## [AIM]
Repeat each record below exactly as given.

[Source records]

┄┄┄┄┄┄┄┄┄┄

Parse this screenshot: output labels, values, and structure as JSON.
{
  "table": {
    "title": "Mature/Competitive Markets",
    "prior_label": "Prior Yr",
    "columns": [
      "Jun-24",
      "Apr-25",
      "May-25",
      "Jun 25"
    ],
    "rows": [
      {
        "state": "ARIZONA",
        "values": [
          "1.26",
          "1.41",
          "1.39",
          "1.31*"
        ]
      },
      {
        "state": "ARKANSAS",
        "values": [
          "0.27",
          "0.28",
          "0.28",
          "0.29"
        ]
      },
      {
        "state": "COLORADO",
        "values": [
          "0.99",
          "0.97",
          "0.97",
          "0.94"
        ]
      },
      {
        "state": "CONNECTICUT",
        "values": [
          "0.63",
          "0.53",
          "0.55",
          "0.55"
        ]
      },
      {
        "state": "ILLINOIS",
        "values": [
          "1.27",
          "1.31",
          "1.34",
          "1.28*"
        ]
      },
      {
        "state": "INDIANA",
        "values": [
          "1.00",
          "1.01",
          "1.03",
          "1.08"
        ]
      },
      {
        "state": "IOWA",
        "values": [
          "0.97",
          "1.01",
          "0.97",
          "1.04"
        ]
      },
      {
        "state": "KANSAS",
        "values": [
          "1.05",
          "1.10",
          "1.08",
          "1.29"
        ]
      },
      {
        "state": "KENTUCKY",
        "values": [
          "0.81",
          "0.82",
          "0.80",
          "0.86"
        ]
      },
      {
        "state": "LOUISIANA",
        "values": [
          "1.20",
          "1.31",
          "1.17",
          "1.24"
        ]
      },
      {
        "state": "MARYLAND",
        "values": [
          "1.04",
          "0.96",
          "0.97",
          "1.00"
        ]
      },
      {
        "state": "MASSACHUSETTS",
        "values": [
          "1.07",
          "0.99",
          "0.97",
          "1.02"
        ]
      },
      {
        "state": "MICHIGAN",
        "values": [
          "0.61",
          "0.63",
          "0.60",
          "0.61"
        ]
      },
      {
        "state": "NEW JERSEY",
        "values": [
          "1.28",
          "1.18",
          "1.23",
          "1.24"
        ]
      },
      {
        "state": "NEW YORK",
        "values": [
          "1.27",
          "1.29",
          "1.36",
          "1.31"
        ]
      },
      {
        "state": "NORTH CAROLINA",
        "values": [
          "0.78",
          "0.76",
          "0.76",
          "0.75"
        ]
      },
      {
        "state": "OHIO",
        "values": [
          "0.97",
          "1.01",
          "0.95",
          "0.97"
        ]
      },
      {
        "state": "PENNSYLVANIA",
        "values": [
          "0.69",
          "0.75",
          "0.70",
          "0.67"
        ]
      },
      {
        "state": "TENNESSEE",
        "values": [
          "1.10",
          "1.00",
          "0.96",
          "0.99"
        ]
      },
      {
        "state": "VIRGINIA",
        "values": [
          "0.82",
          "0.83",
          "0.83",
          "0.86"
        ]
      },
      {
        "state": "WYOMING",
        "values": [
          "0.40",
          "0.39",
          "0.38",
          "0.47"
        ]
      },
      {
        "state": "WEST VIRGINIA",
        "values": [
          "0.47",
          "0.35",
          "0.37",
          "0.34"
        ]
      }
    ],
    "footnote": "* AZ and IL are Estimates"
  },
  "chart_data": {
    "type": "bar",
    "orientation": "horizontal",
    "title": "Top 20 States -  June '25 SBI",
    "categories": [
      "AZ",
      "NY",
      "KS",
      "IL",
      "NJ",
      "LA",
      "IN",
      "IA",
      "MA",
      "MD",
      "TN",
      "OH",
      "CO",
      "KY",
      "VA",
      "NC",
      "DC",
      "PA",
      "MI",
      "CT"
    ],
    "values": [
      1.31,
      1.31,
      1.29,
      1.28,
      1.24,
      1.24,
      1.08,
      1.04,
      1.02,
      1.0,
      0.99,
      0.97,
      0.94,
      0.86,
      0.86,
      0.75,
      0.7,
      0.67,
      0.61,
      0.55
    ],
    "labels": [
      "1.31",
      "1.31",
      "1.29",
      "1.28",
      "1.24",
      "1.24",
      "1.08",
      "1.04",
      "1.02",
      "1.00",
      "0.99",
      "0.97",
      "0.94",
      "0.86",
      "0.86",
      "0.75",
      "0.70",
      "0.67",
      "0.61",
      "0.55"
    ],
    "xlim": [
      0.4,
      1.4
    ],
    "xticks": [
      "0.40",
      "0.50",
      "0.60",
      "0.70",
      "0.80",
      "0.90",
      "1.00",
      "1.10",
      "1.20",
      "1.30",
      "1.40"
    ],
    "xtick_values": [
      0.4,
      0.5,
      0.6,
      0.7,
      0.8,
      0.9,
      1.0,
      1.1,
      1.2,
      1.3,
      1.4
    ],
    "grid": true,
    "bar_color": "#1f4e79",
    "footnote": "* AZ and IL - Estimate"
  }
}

┄┄┄┄┄┄┄┄┄┄

## [WRITTEN RESPONSE]
Parse this screenshot: output labels, values, and structure as JSON.
{
  "table": {
    "title": "Mature/Competitive Markets",
    "prior_label": "Prior Yr",
    "columns": [
      "Jun-24",
      "Apr-25",
      "May-25",
      "Jun 25"
    ],
    "rows": [
      {
        "state": "ARIZONA",
        "values": [
          "1.26",
          "1.41",
          "1.39",
          "1.31*"
        ]
      },
      {
        "state": "ARKANSAS",
        "values": [
          "0.27",
          "0.28",
          "0.28",
          "0.29"
        ]
      },
      {
        "state": "COLORADO",
        "values": [
          "0.99",
          "0.97",
          "0.97",
          "0.94"
        ]
      },
      {
        "state": "CONNECTICUT",
        "values": [
          "0.63",
          "0.53",
          "0.55",
          "0.55"
        ]
      },
      {
        "state": "ILLINOIS",
        "values": [
          "1.27",
          "1.31",
          "1.34",
          "1.28*"
        ]
      },
      {
        "state": "INDIANA",
        "values": [
          "1.00",
          "1.01",
          "1.03",
          "1.08"
        ]
      },
      {
        "state": "IOWA",
        "values": [
          "0.97",
          "1.01",
          "0.97",
          "1.04"
        ]
      },
      {
        "state": "KANSAS",
        "values": [
          "1.05",
          "1.10",
          "1.08",
          "1.29"
        ]
      },
      {
        "state": "KENTUCKY",
        "values": [
          "0.81",
          "0.82",
          "0.80",
          "0.86"
        ]
      },
      {
        "state": "LOUISIANA",
        "values": [
          "1.20",
          "1.31",
          "1.17",
          "1.24"
        ]
      },
      {
        "state": "MARYLAND",
        "values": [
          "1.04",
          "0.96",
          "0.97",
          "1.00"
        ]
      },
      {
        "state": "MASSACHUSETTS",
        "values": [
          "1.07",
          "0.99",
          "0.97",
          "1.02"
        ]
      },
      {
        "state": "MICHIGAN",
        "values": [
          "0.61",
          "0.63",
          "0.60",
          "0.61"
        ]
      },
      {
        "state": "NEW JERSEY",
        "values": [
          "1.28",
          "1.18",
          "1.23",
          "1.24"
        ]
      },
      {
        "state": "NEW YORK",
        "values": [
          "1.27",
          "1.29",
          "1.36",
          "1.31"
        ]
      },
      {
        "state": "NORTH CAROLINA",
        "values": [
          "0.78",
          "0.76",
          "0.76",
          "0.75"
        ]
      },
      {
        "state": "OHIO",
        "values": [
          "0.97",
          "1.01",
          "0.95",
          "0.97"
        ]
      },
      {
        "state": "PENNSYLVANIA",
        "values": [
          "0.69",
          "0.75",
          "0.70",
          "0.67"
        ]
      },
      {
        "state": "TENNESSEE",
        "values": [
          "1.10",
          "1.00",
          "0.96",
          "0.99"
        ]
      },
      {
        "state": "VIRGINIA",
        "values": [
          "0.82",
          "0.83",
          "0.83",
          "0.86"
        ]
      },
      {
        "state": "WYOMING",
        "values": [
          "0.40",
          "0.39",
          "0.38",
          "0.47"
        ]
      },
      {
        "state": "WEST VIRGINIA",
        "values": [
          "0.47",
          "0.35",
          "0.37",
          "0.34"
        ]
      }
    ],
    "footnote": "* AZ and IL are Estimates"
  },
  "chart_data": {
    "type": "bar",
    "orientation": "horizontal",
    "title": "Top 20 States -  June '25 SBI",
    "categories": [
      "AZ",
      "NY",
      "KS",
      "IL",
      "NJ",
      "LA",
      "IN",
      "IA",
      "MA",
      "MD",
      "TN",
      "OH",
      "CO",
      "KY",
      "VA",
      "NC",
      "DC",
      "PA",
      "MI",
      "CT"
    ],
    "values": [
      1.31,
      1.31,
      1.29,
      1.28,
      1.24,
      1.24,
      1.08,
      1.04,
      1.02,
      1.0,
      0.99,
      0.97,
      0.94,
      0.86,
      0.86,
      0.75,
      0.7,
      0.67,
      0.61,
      0.55
    ],
    "labels": [
      "1.31",
      "1.31",
      "1.29",
      "1.28",
      "1.24",
      "1.24",
      "1.08",
      "1.04",
      "1.02",
      "1.00",
      "0.99",
      "0.97",
      "0.94",
      "0.86",
      "0.86",
      "0.75",
      "0.70",
      "0.67",
      "0.61",
      "0.55"
    ],
    "xlim": [
      0.4,
      1.4
    ],
    "xticks": [
      "0.40",
      "0.50",
      "0.60",
      "0.70",
      "0.80",
      "0.90",
      "1.00",
      "1.10",
      "1.20",
      "1.30",
      "1.40"
    ],
    "xtick_values": [
      0.4,
      0.5,
      0.6,
      0.7,
      0.8,
      0.9,
      1.0,
      1.1,
      1.2,
      1.3,
      1.4
    ],
    "grid": true,
    "bar_color": "#1f4e79",
    "footnote": "* AZ and IL - Estimate"
  }
}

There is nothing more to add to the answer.